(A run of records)
※ ※ ※

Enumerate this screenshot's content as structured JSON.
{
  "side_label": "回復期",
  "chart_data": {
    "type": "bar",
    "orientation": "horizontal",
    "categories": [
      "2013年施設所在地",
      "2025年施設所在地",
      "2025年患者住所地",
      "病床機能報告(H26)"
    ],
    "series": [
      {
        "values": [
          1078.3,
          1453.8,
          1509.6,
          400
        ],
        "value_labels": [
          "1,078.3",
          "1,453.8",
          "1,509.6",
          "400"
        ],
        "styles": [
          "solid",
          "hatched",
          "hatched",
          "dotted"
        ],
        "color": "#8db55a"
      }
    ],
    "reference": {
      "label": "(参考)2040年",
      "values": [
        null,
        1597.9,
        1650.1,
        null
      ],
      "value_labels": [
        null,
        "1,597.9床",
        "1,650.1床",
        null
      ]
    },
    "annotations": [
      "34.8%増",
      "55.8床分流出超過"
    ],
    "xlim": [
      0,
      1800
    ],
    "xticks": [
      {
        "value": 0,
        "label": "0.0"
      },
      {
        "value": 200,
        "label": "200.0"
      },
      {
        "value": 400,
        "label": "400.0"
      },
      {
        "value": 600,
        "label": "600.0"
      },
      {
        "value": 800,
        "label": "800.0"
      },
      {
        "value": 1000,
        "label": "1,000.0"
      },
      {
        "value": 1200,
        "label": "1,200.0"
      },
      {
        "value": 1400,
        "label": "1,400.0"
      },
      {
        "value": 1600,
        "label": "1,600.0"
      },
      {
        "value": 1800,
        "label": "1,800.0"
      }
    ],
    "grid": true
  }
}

※ ※ ※

Repeat the material from above exactly, word for word.

Enumerate this screenshot's content as structured JSON.
{
  "side_label": "回復期",
  "chart_data": {
    "type": "bar",
    "orientation": "horizontal",
    "categories": [
      "2013年施設所在地",
      "2025年施設所在地",
      "2025年患者住所地",
      "病床機能報告(H26)"
    ],
    "series": [
      {
        "values": [
          1078.3,
          1453.8,
          1509.6,
          400
        ],
        "value_labels": [
          "1,078.3",
          "1,453.8",
          "1,509.6",
          "400"
        ],
        "styles": [
          "solid",
          "hatched",
          "hatched",
          "dotted"
        ],
        "color": "#8db55a"
      }
    ],
    "reference": {
      "label": "(参考)2040年",
      "values": [
        null,
        1597.9,
        1650.1,
        null
      ],
      "value_labels": [
        null,
        "1,597.9床",
        "1,650.1床",
        null
      ]
    },
    "annotations": [
      "34.8%増",
      "55.8床分流出超過"
    ],
    "xlim": [
      0,
      1800
    ],
    "xticks": [
      {
        "value": 0,
        "label": "0.0"
      },
      {
        "value": 200,
        "label": "200.0"
      },
      {
        "value": 400,
        "label": "400.0"
      },
      {
        "value": 600,
        "label": "600.0"
      },
      {
        "value": 800,
        "label": "800.0"
      },
      {
        "value": 1000,
        "label": "1,000.0"
      },
      {
        "value": 1200,
        "label": "1,200.0"
      },
      {
        "value": 1400,
        "label": "1,400.0"
      },
      {
        "value": 1600,
        "label": "1,600.0"
      },
      {
        "value": 1800,
        "label": "1,800.0"
      }
    ],
    "grid": true
  }
}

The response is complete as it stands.